- **DOCUMENT SEGMENT**

# Asking for Saddlebag Recommendations



## DogGone (Nov 28, 2009)

I would like to know if there are any good saddlebags for an 80 lbs German Shepherd.

I see the dog whisperer uses them to weigh down the dog to make the dog work harder to make the dog more manageable and easier to train.

I was also hoping that perhaps I could get my dog to carry a couple of 2 L so that my dog can carry her own water and can carry a Coca-Cola for me.

I’ve heard that some saddlebags have a tendency to roll if they are not balanced perfectly. I’ve also heard that some saddlebags are bad for sliding over the dog head or otherwise moving out of position. I was hoping that someone could recommend one that stays within reasonable position.

If possible I would prefer to keep most of the weight on the front of the dog. Though my dog’s hips seem to be in excellent health I don’t want to do anything that might trigger dysplasia which is common in the rear of German Shepherd’s.

Is there anyone here that has any recommendations that actually uses saddlebags out in the field?

- **DATA LINES**

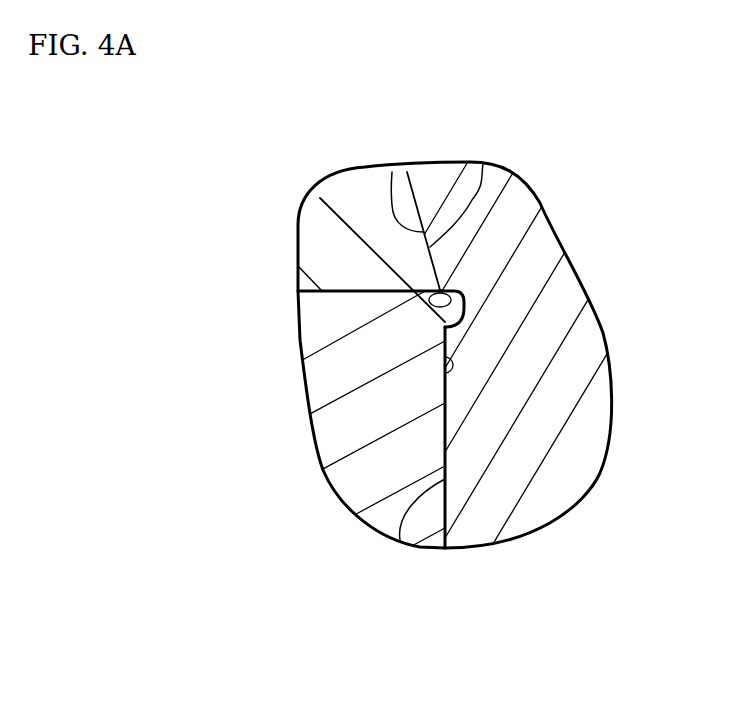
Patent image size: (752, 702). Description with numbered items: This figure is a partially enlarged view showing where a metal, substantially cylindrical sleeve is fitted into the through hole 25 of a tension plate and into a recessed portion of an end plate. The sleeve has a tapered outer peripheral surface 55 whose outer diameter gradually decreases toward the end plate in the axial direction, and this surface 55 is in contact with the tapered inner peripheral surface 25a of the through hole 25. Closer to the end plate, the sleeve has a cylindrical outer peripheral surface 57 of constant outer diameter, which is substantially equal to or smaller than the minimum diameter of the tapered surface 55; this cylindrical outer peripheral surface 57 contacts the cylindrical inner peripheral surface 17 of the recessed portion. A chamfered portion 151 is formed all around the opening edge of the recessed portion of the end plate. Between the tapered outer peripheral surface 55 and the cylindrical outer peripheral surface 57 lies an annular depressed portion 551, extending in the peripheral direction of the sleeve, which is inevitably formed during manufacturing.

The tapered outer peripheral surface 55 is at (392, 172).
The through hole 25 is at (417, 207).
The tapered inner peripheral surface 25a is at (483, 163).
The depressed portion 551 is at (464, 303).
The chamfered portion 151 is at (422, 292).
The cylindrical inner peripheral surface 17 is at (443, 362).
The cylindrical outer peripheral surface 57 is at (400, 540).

- **BRIEF**
Condense the paragraph of the saddlebag post that begins "I’ve heard that some saddlebags" into a short bulleted list that keeps its main points.

- **SOLUTION FOR THIS PROBLEM**
- Some saddlebags tend to roll unless they are perfectly balanced.
- Some tend to slide over the dog's head or otherwise shift out of position.
- The poster wants a recommendation for one that stays reasonably in place.